━━ Data for the task ━━

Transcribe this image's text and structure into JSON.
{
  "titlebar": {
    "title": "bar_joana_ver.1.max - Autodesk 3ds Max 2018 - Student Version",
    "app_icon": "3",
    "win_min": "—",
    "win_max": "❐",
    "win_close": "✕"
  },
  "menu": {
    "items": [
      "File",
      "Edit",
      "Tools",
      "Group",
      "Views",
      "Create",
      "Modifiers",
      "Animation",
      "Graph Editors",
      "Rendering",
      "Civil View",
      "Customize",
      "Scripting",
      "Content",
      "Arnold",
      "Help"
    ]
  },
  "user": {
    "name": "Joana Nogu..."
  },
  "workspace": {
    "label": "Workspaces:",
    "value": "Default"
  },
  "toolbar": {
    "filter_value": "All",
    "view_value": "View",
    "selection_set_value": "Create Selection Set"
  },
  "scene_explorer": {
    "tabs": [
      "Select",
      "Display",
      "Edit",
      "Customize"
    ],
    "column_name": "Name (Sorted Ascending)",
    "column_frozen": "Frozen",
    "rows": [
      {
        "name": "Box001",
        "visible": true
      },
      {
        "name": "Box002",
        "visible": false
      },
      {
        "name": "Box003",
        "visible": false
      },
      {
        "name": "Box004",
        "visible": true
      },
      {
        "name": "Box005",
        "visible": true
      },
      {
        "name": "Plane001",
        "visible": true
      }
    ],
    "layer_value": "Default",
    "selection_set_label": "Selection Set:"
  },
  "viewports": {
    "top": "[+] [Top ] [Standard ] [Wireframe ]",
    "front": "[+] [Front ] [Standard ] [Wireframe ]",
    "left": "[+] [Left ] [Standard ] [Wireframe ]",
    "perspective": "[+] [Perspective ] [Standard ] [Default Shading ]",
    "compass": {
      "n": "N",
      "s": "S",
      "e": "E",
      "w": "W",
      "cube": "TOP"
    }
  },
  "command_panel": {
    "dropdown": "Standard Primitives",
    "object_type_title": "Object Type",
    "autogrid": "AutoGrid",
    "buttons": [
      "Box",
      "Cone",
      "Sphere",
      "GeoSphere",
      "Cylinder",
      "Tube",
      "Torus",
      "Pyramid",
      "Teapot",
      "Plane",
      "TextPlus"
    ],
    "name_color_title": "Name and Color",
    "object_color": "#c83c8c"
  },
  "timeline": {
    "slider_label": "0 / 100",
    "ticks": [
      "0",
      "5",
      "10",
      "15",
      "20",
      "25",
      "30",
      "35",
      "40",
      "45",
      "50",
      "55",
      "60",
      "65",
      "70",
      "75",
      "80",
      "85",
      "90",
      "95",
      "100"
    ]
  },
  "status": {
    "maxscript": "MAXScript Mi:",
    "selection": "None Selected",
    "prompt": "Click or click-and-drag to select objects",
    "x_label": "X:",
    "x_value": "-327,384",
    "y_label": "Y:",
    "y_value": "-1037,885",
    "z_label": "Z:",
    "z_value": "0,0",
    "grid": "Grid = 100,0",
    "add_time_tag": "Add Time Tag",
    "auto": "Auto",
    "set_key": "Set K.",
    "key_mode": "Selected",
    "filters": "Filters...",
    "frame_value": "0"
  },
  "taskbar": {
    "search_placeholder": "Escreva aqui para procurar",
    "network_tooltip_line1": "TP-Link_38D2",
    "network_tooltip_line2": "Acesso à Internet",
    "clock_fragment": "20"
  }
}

━━━

Quote the whole listing above, leaving nothing out.

Transcribe this image's text and structure into JSON.
{
  "titlebar": {
    "title": "bar_joana_ver.1.max - Autodesk 3ds Max 2018 - Student Version",
    "app_icon": "3",
    "win_min": "—",
    "win_max": "❐",
    "win_close": "✕"
  },
  "menu": {
    "items": [
      "File",
      "Edit",
      "Tools",
      "Group",
      "Views",
      "Create",
      "Modifiers",
      "Animation",
      "Graph Editors",
      "Rendering",
      "Civil View",
      "Customize",
      "Scripting",
      "Content",
      "Arnold",
      "Help"
    ]
  },
  "user": {
    "name": "Joana Nogu..."
  },
  "workspace": {
    "label": "Workspaces:",
    "value": "Default"
  },
  "toolbar": {
    "filter_value": "All",
    "view_value": "View",
    "selection_set_value": "Create Selection Set"
  },
  "scene_explorer": {
    "tabs": [
      "Select",
      "Display",
      "Edit",
      "Customize"
    ],
    "column_name": "Name (Sorted Ascending)",
    "column_frozen": "Frozen",
    "rows": [
      {
        "name": "Box001",
        "visible": true
      },
      {
        "name": "Box002",
        "visible": false
      },
      {
        "name": "Box003",
        "visible": false
      },
      {
        "name": "Box004",
        "visible": true
      },
      {
        "name": "Box005",
        "visible": true
      },
      {
        "name": "Plane001",
        "visible": true
      }
    ],
    "layer_value": "Default",
    "selection_set_label": "Selection Set:"
  },
  "viewports": {
    "top": "[+] [Top ] [Standard ] [Wireframe ]",
    "front": "[+] [Front ] [Standard ] [Wireframe ]",
    "left": "[+] [Left ] [Standard ] [Wireframe ]",
    "perspective": "[+] [Perspective ] [Standard ] [Default Shading ]",
    "compass": {
      "n": "N",
      "s": "S",
      "e": "E",
      "w": "W",
      "cube": "TOP"
    }
  },
  "command_panel": {
    "dropdown": "Standard Primitives",
    "object_type_title": "Object Type",
    "autogrid": "AutoGrid",
    "buttons": [
      "Box",
      "Cone",
      "Sphere",
      "GeoSphere",
      "Cylinder",
      "Tube",
      "Torus",
      "Pyramid",
      "Teapot",
      "Plane",
      "TextPlus"
    ],
    "name_color_title": "Name and Color",
    "object_color": "#c83c8c"
  },
  "timeline": {
    "slider_label": "0 / 100",
    "ticks": [
      "0",
      "5",
      "10",
      "15",
      "20",
      "25",
      "30",
      "35",
      "40",
      "45",
      "50",
      "55",
      "60",
      "65",
      "70",
      "75",
      "80",
      "85",
      "90",
      "95",
      "100"
    ]
  },
  "status": {
    "maxscript": "MAXScript Mi:",
    "selection": "None Selected",
    "prompt": "Click or click-and-drag to select objects",
    "x_label": "X:",
    "x_value": "-327,384",
    "y_label": "Y:",
    "y_value": "-1037,885",
    "z_label": "Z:",
    "z_value": "0,0",
    "grid": "Grid = 100,0",
    "add_time_tag": "Add Time Tag",
    "auto": "Auto",
    "set_key": "Set K.",
    "key_mode": "Selected",
    "filters": "Filters...",
    "frame_value": "0"
  },
  "taskbar": {
    "search_placeholder": "Escreva aqui para procurar",
    "network_tooltip_line1": "TP-Link_38D2",
    "network_tooltip_line2": "Acesso à Internet",
    "clock_fragment": "20"
  }
}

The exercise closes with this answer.